:: DATA ROWS ::

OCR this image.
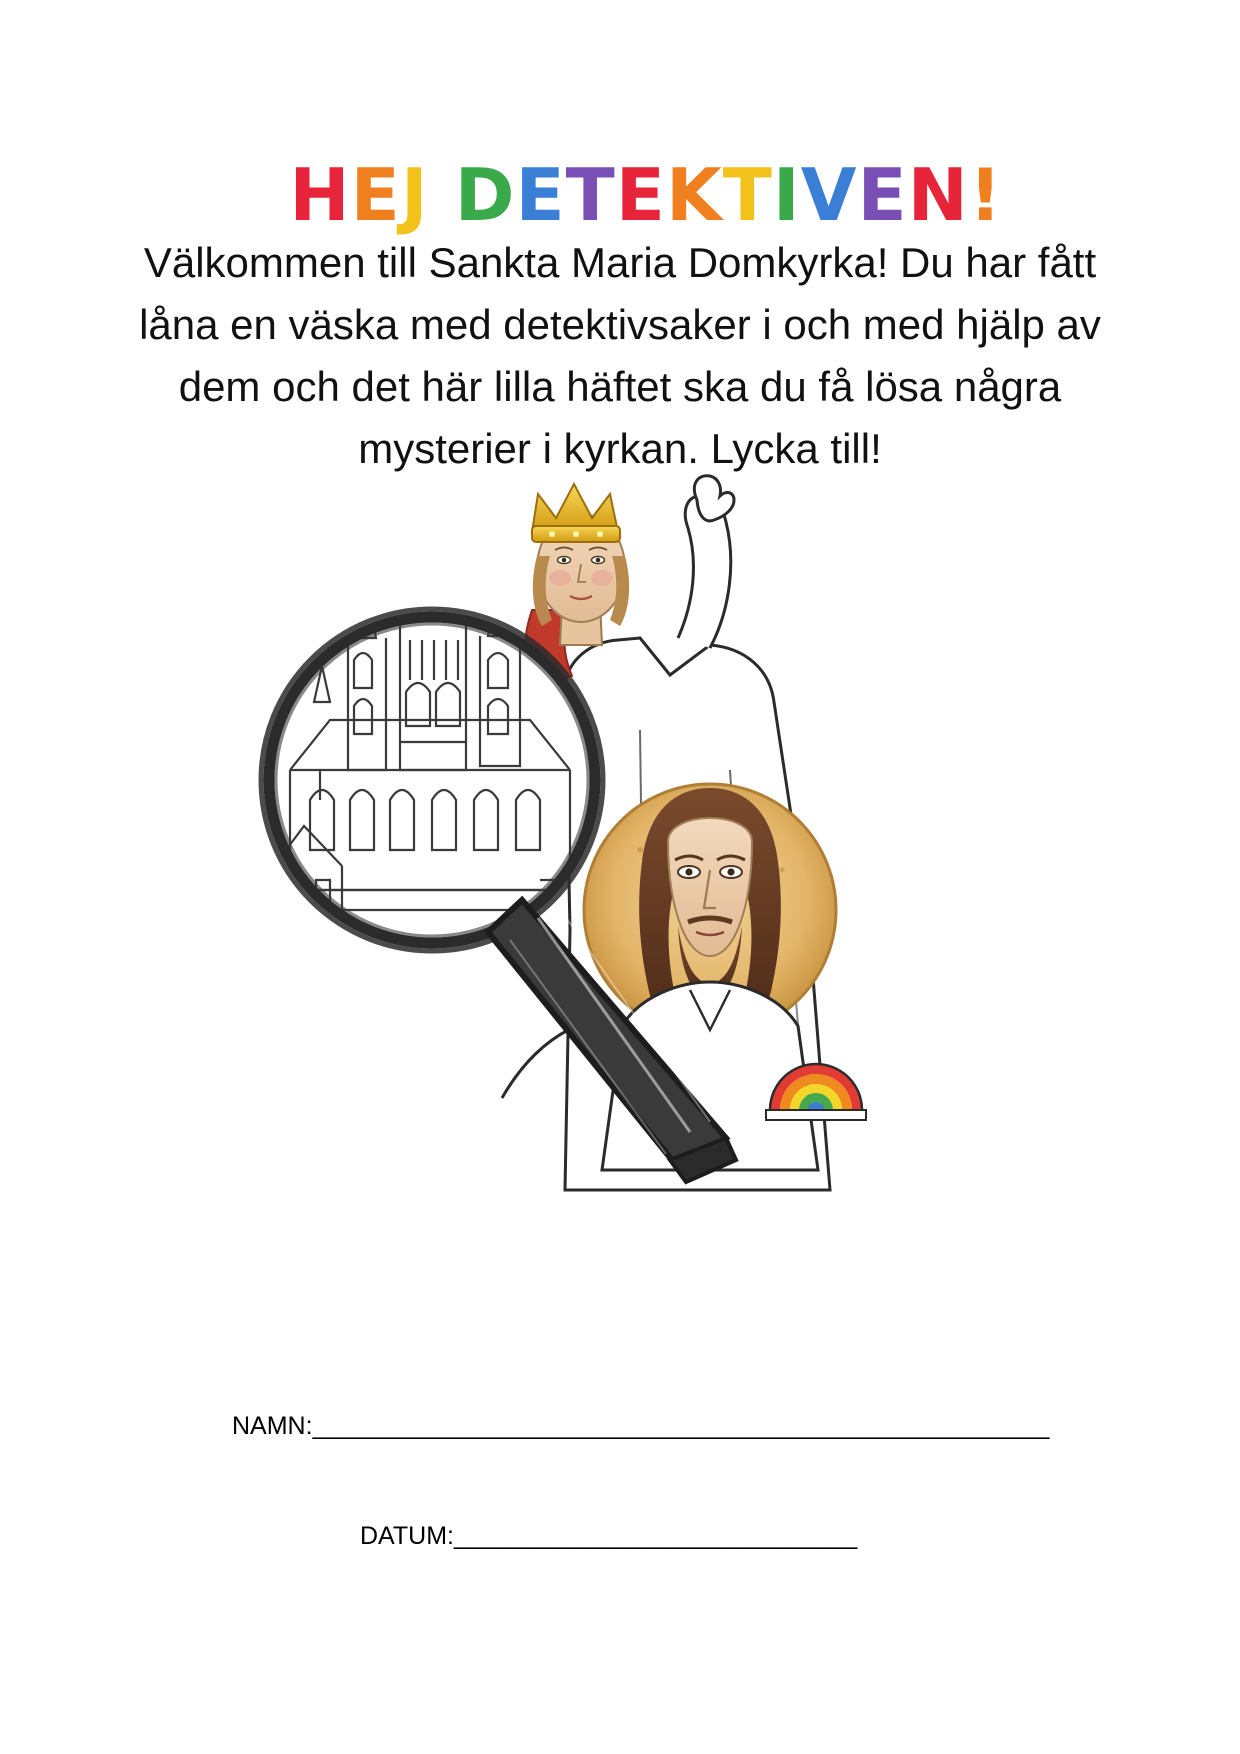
HEJ DETEKTIVEN!

Välkommen till Sankta Maria Domkyrka! Du har fått låna en väska med detektivsaker i och med hjälp av dem och det här lilla häftet ska du få lösa några mysterier i kyrkan. Lycka till!

NAMN:_____________________________________________________
DATUM:_____________________________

:::

PROMPT> Restate the records word for word, omitting images.

SOLVED PROBLEM>
OCR this image.
HEJ DETEKTIVEN!

Välkommen till Sankta Maria Domkyrka! Du har fått låna en väska med detektivsaker i och med hjälp av dem och det här lilla häftet ska du få lösa några mysterier i kyrkan. Lycka till!

NAMN:_____________________________________________________
DATUM:_____________________________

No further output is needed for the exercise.